═══ Records for this exercise

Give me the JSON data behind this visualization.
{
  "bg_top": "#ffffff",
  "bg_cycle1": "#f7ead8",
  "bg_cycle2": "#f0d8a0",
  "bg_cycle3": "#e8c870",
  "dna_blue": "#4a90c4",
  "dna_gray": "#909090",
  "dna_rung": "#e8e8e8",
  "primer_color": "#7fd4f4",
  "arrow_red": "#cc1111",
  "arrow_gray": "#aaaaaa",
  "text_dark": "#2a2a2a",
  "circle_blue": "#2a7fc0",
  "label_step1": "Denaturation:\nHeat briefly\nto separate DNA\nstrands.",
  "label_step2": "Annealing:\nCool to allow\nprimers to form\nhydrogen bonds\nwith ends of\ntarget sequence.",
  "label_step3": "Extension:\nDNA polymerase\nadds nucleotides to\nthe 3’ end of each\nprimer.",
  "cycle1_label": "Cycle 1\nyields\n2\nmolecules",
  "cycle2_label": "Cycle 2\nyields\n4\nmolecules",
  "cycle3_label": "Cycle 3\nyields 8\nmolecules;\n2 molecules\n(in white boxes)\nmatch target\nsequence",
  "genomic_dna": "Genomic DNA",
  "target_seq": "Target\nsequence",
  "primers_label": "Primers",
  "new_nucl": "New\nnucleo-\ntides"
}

══════

**Work required:**
Identify the lines above that contain the word "nyields", then copy them.

**Expected output:**
  "cycle1_label": "Cycle 1\nyields\n2\nmolecules",
  "cycle2_label": "Cycle 2\nyields\n4\nmolecules",
  "cycle3_label": "Cycle 3\nyields 8\nmolecules;\n2 molecules\n(in white boxes)\nmatch target\nsequence",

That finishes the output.